__Exercices__
1. Recopiez intégralement le texte fourni, sans rien y modifier.
2. Dans les données fournies, présentez sous forme de tableau Markdown à deux colonnes, « N° » et « Ligne », la partie qui s'ouvre sur la ligne contenant « 294, 517, 310] » et se ferme sur la ligne contenant « mean-marker: [479, 166, 487, 173] », ces deux lignes comprises. Numérotez les lignes et omettez les lignes vides.

__Texte fourni__
● ● ● ●

A l’évidence, quelque chose d’autre se cache derrière ce paravent. Car l’exercice politique haut de gamme, à ces niveaux de dangerosité psychiatrique, a plus à voir avec la quête d’une puissance défaillante qu’avec un besoin d’amour, elle paraît plus en phase avec un manque de soi qu’avec une envie d’exister dans le regard aimant d’autrui. Un freudien verrait probablement dans cette tyrannie de la puissance défaillante – qui architecture une existence tout entière – un écho à la castration, donc la menace d’une ombre du père – du géniteur, père réel, aux modèles politiques, pères symboliques, évidemment.

Belles lumières dans le jardin du ministère. Des immeubles autour, paisibles, calmes, avec vue plongeante sur le carré de pelouse, les arbres et un panier de basket accroché à l’un d’entre eux – un morceau de vie dans un bunker de la nation. Une antenne immense avec des câbles qui arriment l’ensemble au sol : le totem des communications de la police française. La voix des Fouché et de ses comparses d’aujourd’hui partant codée, cryptée, porter la bonne nouvelle policière dans tout le pays.

Beaux produits, bonne cuisine sur la table du petit déjeuner. Service impeccable. OEufs au plat, jus d’orange, café, pain grillé, confitures… Non loin, en face du bureau, une table avec la presse du jour et les quotidiens. Derrière le fauteuil du ministre, une horloge à affichage numérique (la même tuait le temps avant le changement de millénaire sur la façade de Beaubourg pendant des mois…) décompte compulsivement les heures, les minutes, les secondes qui (nous) séparent des élections… Le ministre, le pouvoir, l’angoisse.

● ● ● ●

__Données fournies__

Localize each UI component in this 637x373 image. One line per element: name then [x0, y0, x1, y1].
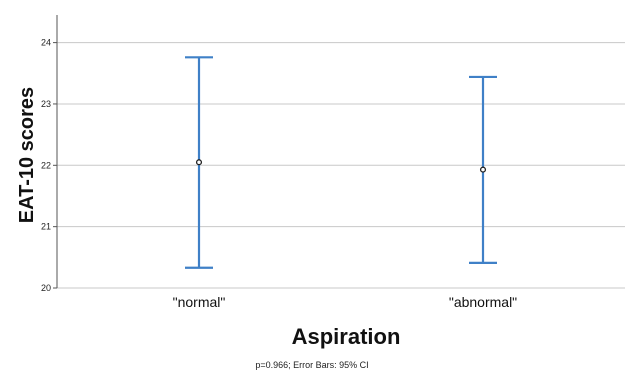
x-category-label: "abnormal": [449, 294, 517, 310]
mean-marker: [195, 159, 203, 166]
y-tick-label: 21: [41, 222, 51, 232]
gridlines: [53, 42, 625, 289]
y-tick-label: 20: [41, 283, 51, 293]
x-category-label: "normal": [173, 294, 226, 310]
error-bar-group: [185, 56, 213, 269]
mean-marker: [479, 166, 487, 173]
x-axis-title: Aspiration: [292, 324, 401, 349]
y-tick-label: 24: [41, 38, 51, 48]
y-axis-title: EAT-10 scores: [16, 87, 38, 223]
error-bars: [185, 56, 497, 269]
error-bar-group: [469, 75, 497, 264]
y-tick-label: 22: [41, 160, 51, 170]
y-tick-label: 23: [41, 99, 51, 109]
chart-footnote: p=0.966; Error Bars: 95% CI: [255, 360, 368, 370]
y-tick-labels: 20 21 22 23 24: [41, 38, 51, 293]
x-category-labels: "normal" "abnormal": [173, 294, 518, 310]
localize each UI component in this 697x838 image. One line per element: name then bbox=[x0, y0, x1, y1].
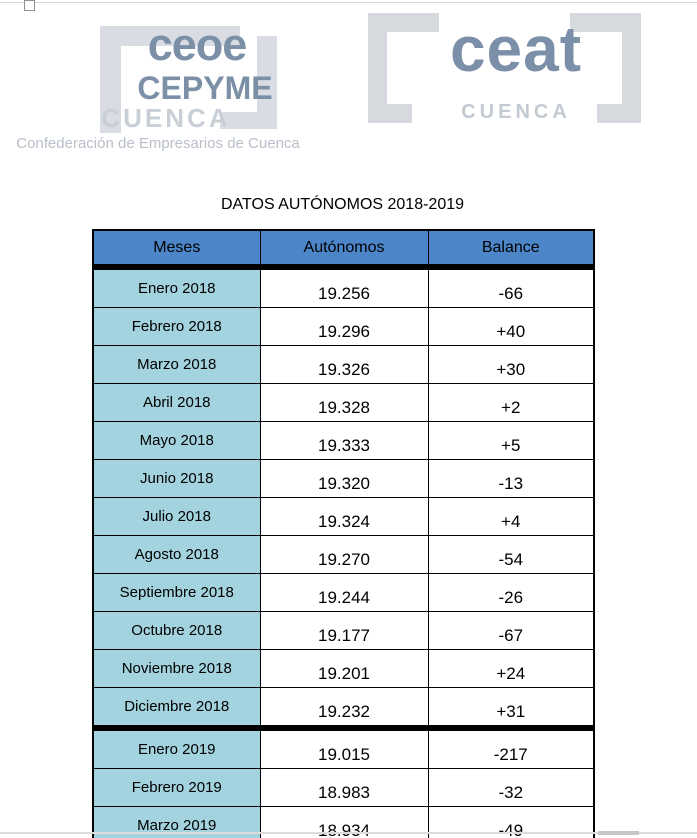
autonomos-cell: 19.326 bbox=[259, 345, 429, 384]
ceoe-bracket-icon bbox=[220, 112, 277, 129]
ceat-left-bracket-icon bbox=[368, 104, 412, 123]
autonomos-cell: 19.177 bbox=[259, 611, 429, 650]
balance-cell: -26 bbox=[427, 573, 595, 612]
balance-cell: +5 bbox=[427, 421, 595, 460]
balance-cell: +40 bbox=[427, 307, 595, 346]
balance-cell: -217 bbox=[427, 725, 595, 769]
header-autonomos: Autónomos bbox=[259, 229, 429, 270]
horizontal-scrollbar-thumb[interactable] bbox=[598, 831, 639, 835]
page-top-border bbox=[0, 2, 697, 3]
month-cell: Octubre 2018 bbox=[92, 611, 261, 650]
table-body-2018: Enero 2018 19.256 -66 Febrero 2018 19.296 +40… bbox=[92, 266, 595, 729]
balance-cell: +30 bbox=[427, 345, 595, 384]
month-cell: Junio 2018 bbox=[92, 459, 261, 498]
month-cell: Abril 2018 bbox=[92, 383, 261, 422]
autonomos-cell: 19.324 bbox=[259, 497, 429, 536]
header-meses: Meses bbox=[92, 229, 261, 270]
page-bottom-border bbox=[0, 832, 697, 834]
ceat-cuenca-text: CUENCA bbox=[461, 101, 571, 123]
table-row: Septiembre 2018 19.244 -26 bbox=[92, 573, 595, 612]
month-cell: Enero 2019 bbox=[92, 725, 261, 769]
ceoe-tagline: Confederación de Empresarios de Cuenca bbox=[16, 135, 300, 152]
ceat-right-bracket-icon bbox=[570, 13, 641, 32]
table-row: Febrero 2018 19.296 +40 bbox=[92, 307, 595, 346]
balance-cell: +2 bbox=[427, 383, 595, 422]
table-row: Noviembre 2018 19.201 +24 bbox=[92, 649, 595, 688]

● ● ● ●

__Réponses__
1.
A l’évidence, quelque chose d’autre se cache derrière ce paravent. Car l’exercice politique haut de gamme, à ces niveaux de dangerosité psychiatrique, a plus à voir avec la quête d’une puissance défaillante qu’avec un besoin d’amour, elle paraît plus en phase avec un manque de soi qu’avec une envie d’exister dans le regard aimant d’autrui. Un freudien verrait probablement dans cette tyrannie de la puissance défaillante – qui architecture une existence tout entière – un écho à la castration, donc la menace d’une ombre du père – du géniteur, père réel, aux modèles politiques, pères symboliques, évidemment.

Belles lumières dans le jardin du ministère. Des immeubles autour, paisibles, calmes, avec vue plongeante sur le carré de pelouse, les arbres et un panier de basket accroché à l’un d’entre eux – un morceau de vie dans un bunker de la nation. Une antenne immense avec des câbles qui arriment l’ensemble au sol : le totem des communications de la police française. La voix des Fouché et de ses comparses d’aujourd’hui partant codée, cryptée, porter la bonne nouvelle policière dans tout le pays.

Beaux produits, bonne cuisine sur la table du petit déjeuner. Service impeccable. OEufs au plat, jus d’orange, café, pain grillé, confitures… Non loin, en face du bureau, une table avec la presse du jour et les quotidiens. Derrière le fauteuil du ministre, une horloge à affichage numérique (la même tuait le temps avant le changement de millénaire sur la façade de Beaubourg pendant des mois…) décompte compulsivement les heures, les minutes, les secondes qui (nous) séparent des élections… Le ministre, le pouvoir, l’angoisse.

2.
| N° | Ligne |
|---|---|
| 1 | x-category-label: "abnormal": [449, 294, 517, 310] |
| 2 | mean-marker: [195, 159, 203, 166] |
| 3 | y-tick-label: 21: [41, 222, 51, 232] |
| 4 | gridlines: [53, 42, 625, 289] |
| 5 | y-tick-label: 20: [41, 283, 51, 293] |
| 6 | x-category-label: "normal": [173, 294, 226, 310] |
| 7 | error-bar-group: [185, 56, 213, 269] |
| 8 | mean-marker: [479, 166, 487, 173] |